**出題**. 異世界転生モノを論じた本文から、「近々で知ったので偉そうな事は」から「値として、その身に宿るのだ。」までを一字も変えずに書き写してください。

**本文**.
*-*-*
KADOKAWAのマンガ誌「月刊ドラゴンエイジ」7月号でスタートしたばかりの「異世界転生者殺し-チートスレイヤー-」(作画:山口アキさん、原作:河本ほむらさん)の連載中止が発表された。
「異世界転生者殺し」は、「ソードアート・オンライン」や「Re:ゼロから始める異世界生活」「オーバーロード」などを想起させるキャラクター「転生者」たちが登場。尊敬する「転生者」たちに故郷の村を焼き払われた主人公は、謎の魔女に協力して「転生者」たちに復讐を誓う……という内容。
「転生者」は、モデルになったキャラとそっくりだが、性格は違っていて「最低」という言葉がぴったり。一部の人たちが嫌悪するであろう過激な描写もあった。
近々で知ったので偉そうな事は言えないが、元々異世界転生モノと言うのは、「小説家になろう」というサイトの投稿されるアマチュア作家の作品群であり、「なろう系」と称される。
今回話題になっているのはハイファンタジーと言われるジャンルのタイトルだと言う。
現世で冴えない主人公が不慮の事故で亡くなり、異世界に転生したら、トンデモ無い能力を身に付けており、無双しまくると言う話なのだろうが、私はこの「自分の都合良い世界で、偶然手に入れたチート(いかさま)的特殊能力で、お気楽に無双する」と言う設定が大嫌いである。
生粋のリアリスト兼モラリストであるこの私、かとぅにとって現実は辛い事ばかり。
トンデモ無い苦難の連続に打ちひしがれ、先の見えない暗闇を前に途方に暮れ、それでもその先にある光を目指して、這い蹲いながらも前へと進む。
そして、その様な苦難を乗り越えて手にした経験やスキル、そして栄光は、何にも代え難い、勝ち得た本人だけの価値として、その身に宿るのだ。
私にとってソレこそが真実であり、その人物の全てと言っても過言では無い。
他人と違う能力や、圧倒的な力と言うモノは手に入れる事も困難であれば、手に入れた後も只では済まない危険なモノでもある。
ソレに葛藤し悩む事すら有れ、力に溺れ、お気楽に無双する様な者に、一片の魅力など感じる事は無いし、同時にソレを書いている作者にも言い得ぬ嫌悪感を感じてならない。
この様な「現実逃避の上で、チート能力で無双する都合の良い空想に浸る」などと言った、馬鹿げた話に終始する作者本人に、苦難を乗り越えて手にした経験やスキル、そして栄光と言った、私の求める真実など求めるべくもない。
自ら苦難を乗り越えた者にとって、この様なご都合主義を認められる訳も無いのだ。
だから、「存在の耐えられない軽さ」を感じずにはいられない異世界転生モノや、その作者、そしてファンを私は嫌悪する。
*-*-*
**データ抜粋**.
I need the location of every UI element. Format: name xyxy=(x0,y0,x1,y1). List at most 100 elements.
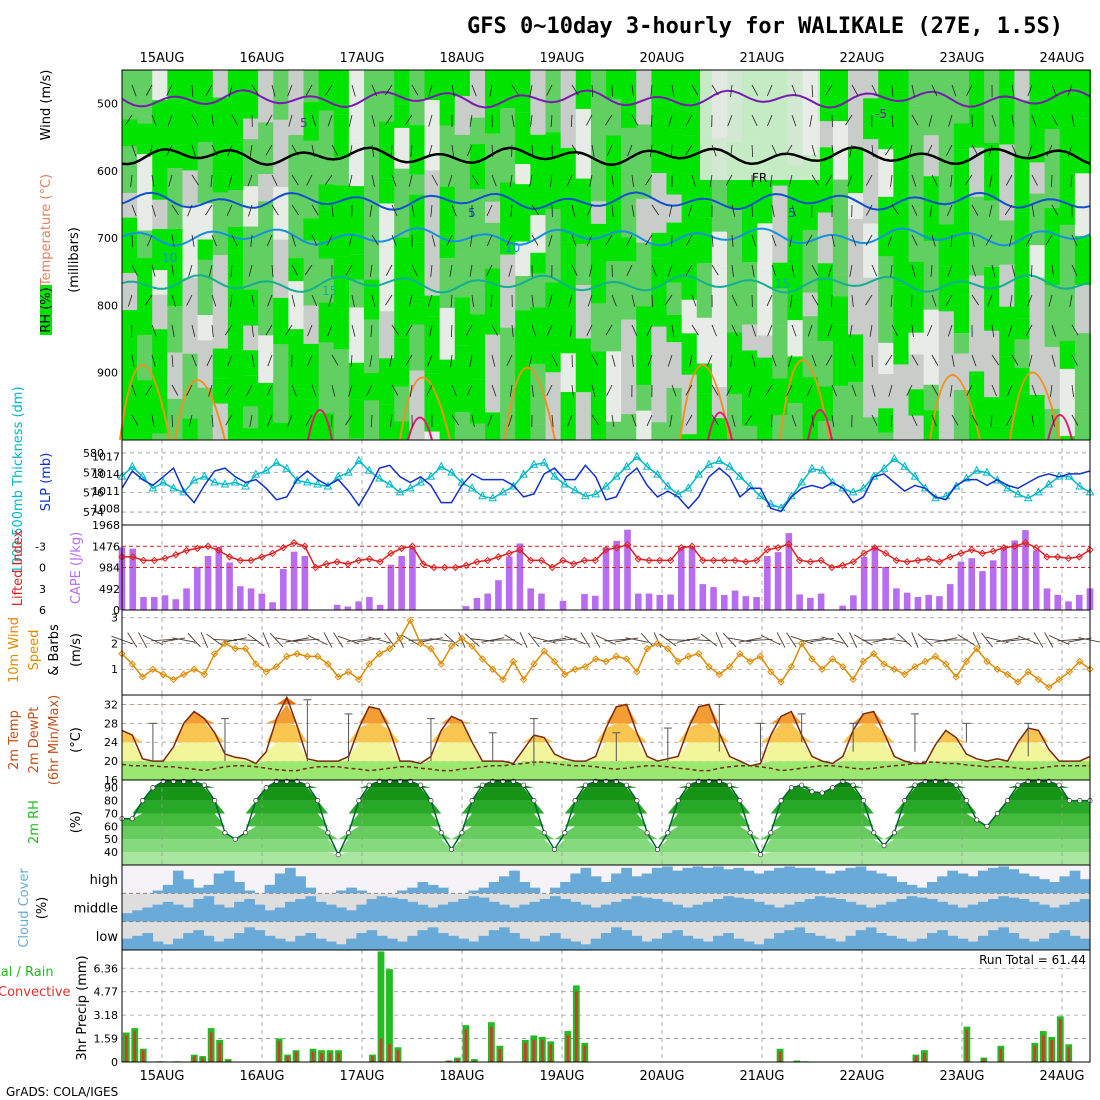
*-*-*
**解答**.
近々で知ったので偉そうな事は言えないが、元々異世界転生モノと言うのは、「小説家になろう」というサイトの投稿されるアマチュア作家の作品群であり、「なろう系」と称される。
今回話題になっているのはハイファンタジーと言われるジャンルのタイトルだと言う。
現世で冴えない主人公が不慮の事故で亡くなり、異世界に転生したら、トンデモ無い能力を身に付けており、無双しまくると言う話なのだろうが、私はこの「自分の都合良い世界で、偶然手に入れたチート(いかさま)的特殊能力で、お気楽に無双する」と言う設定が大嫌いである。
生粋のリアリスト兼モラリストであるこの私、かとぅにとって現実は辛い事ばかり。
トンデモ無い苦難の連続に打ちひしがれ、先の見えない暗闇を前に途方に暮れ、それでもその先にある光を目指して、這い蹲いながらも前へと進む。
そして、その様な苦難を乗り越えて手にした経験やスキル、そして栄光は、何にも代え難い、勝ち得た本人だけの価値として、その身に宿るのだ。